__What to produce__. Copy out all the lines in the records that include the word "centos".
-- BEGIN Record set --
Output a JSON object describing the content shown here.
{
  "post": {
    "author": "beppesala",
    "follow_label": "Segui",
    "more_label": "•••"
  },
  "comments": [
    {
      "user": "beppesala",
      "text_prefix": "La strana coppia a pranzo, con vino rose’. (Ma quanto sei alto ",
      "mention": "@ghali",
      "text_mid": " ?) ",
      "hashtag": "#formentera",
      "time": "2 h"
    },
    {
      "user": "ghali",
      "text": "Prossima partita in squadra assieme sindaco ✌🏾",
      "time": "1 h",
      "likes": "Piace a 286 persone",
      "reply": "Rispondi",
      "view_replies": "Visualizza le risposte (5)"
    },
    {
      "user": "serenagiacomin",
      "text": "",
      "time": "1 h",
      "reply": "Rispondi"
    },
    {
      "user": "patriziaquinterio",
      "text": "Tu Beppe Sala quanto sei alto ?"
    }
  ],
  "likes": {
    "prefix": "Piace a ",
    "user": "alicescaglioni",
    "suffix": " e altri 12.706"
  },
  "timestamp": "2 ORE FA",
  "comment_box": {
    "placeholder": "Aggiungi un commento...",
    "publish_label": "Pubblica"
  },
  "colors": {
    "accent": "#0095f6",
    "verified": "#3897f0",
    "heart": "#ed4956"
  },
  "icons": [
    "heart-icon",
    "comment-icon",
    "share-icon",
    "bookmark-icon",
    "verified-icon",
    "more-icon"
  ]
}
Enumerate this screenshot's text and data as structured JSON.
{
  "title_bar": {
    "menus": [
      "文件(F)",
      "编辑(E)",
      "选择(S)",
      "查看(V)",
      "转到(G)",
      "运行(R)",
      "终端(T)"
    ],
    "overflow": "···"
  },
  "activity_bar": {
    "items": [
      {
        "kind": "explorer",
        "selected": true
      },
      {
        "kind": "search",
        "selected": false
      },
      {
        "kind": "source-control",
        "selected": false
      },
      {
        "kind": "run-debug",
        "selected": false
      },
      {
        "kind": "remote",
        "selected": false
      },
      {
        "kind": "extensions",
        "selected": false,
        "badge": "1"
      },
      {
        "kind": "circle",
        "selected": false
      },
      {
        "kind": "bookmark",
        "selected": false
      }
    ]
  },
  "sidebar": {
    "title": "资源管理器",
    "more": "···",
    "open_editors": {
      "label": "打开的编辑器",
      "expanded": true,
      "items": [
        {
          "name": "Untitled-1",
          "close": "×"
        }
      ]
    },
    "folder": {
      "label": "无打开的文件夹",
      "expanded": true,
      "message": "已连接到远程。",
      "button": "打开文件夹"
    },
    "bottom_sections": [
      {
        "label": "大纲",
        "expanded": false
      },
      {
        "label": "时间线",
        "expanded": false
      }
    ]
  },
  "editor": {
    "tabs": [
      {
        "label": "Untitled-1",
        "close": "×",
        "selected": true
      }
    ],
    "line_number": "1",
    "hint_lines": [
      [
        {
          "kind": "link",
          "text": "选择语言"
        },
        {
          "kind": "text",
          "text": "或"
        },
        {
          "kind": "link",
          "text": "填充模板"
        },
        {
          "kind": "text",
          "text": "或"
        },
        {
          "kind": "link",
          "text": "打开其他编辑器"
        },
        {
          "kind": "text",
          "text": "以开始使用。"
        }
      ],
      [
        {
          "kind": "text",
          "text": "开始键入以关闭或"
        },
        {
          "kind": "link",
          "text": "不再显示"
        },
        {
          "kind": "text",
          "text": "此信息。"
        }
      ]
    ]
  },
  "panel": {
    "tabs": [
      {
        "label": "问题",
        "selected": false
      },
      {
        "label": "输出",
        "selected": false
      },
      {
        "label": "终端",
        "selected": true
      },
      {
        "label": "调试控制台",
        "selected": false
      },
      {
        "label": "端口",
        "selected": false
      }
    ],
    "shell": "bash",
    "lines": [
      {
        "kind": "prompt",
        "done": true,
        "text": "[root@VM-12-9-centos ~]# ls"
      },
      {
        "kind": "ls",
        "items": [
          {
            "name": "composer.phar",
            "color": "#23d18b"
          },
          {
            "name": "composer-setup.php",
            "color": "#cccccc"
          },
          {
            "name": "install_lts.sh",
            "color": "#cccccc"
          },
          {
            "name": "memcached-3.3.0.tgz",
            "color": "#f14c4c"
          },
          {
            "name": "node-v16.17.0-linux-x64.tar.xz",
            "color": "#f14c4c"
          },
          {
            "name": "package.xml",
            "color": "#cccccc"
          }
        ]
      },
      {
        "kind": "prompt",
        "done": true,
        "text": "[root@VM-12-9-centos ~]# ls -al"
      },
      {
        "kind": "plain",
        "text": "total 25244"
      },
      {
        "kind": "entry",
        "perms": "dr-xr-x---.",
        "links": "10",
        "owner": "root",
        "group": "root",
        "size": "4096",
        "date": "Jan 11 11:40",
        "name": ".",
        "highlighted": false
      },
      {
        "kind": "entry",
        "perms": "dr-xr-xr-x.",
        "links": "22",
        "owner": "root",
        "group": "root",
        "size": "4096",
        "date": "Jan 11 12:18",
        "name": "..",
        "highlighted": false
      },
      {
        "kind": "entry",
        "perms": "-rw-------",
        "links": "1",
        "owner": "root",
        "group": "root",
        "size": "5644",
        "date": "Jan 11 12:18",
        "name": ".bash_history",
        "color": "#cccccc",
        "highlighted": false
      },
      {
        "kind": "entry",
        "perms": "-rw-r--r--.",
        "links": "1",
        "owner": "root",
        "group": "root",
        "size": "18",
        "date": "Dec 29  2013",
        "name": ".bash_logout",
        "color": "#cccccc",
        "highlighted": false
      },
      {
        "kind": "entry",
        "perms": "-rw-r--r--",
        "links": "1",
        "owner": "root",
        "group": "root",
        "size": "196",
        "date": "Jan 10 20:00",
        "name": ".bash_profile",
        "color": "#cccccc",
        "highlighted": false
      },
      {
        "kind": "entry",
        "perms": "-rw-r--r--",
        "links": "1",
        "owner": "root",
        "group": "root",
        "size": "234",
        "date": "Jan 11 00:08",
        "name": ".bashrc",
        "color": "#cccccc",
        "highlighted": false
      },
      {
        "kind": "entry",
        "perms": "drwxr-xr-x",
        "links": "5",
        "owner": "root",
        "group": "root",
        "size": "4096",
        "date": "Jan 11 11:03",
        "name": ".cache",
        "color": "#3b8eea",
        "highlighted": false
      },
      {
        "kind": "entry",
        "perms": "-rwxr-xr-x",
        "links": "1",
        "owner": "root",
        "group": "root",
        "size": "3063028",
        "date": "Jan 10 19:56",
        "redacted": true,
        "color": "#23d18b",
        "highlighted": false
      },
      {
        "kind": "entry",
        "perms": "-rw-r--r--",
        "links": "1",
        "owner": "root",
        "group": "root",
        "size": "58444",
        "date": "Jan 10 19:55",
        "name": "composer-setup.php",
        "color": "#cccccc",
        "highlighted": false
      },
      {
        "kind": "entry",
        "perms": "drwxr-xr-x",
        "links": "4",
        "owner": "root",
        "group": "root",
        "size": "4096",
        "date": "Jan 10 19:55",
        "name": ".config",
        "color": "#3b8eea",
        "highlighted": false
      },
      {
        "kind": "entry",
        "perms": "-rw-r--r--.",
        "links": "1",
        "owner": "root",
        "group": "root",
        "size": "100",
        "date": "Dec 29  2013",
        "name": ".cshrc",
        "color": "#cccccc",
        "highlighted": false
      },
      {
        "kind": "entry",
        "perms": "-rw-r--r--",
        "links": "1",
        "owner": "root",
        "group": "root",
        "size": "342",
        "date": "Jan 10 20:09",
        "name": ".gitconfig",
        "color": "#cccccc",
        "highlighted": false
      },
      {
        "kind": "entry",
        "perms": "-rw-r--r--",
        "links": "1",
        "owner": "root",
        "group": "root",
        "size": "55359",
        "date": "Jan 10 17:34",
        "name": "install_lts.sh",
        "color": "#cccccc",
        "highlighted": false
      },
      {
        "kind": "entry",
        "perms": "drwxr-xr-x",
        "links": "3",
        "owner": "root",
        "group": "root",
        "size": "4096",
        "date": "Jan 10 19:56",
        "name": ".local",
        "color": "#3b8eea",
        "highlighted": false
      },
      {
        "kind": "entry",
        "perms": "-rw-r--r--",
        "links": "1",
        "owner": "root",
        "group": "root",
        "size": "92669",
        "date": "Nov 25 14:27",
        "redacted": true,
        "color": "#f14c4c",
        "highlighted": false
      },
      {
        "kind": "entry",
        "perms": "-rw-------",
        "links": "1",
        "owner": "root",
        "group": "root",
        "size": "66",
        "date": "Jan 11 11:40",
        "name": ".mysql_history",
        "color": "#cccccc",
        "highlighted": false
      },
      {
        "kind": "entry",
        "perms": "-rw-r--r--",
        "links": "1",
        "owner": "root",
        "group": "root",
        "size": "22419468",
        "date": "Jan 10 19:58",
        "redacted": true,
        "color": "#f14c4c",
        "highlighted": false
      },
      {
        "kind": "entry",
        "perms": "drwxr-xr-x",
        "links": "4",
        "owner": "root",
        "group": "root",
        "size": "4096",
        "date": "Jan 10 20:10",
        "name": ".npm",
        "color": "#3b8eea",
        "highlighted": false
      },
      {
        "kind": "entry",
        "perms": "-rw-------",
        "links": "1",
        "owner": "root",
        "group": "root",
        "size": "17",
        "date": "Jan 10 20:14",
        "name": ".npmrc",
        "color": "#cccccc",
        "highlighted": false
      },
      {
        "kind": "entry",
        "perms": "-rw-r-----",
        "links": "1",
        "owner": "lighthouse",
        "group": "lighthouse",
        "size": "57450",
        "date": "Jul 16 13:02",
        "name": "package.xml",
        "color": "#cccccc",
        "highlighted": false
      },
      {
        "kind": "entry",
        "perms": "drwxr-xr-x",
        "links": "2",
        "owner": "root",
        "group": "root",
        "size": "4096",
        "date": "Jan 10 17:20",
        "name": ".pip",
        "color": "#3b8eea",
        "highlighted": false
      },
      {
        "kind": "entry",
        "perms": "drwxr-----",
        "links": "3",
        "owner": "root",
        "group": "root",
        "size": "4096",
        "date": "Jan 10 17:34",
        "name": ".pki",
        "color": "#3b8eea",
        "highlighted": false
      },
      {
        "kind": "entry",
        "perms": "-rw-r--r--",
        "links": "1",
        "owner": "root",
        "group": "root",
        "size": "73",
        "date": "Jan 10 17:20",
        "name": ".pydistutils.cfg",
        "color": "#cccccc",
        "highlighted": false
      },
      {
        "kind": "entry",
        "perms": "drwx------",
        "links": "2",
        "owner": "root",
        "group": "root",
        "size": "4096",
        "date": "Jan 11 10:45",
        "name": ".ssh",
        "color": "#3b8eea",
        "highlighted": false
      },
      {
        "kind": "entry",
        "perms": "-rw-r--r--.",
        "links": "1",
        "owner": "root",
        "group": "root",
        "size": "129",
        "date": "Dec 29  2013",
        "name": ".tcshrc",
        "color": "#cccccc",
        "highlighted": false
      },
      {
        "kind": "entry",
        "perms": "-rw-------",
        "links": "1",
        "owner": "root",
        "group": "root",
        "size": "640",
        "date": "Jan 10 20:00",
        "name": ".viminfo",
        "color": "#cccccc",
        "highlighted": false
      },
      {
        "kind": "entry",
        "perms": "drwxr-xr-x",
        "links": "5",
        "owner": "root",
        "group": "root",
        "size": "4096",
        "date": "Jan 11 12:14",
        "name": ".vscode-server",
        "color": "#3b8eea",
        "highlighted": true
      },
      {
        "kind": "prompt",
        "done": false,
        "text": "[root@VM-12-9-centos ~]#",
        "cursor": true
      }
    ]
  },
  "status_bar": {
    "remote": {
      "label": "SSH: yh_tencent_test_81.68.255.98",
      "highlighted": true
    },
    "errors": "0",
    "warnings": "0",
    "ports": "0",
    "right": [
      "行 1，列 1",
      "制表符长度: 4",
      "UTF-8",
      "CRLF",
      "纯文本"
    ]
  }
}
-- END Record set --
__Written answer__.
        "text": "[root@VM-12-9-centos ~]# ls"
        "text": "[root@VM-12-9-centos ~]# ls -al"
        "text": "[root@VM-12-9-centos ~]#",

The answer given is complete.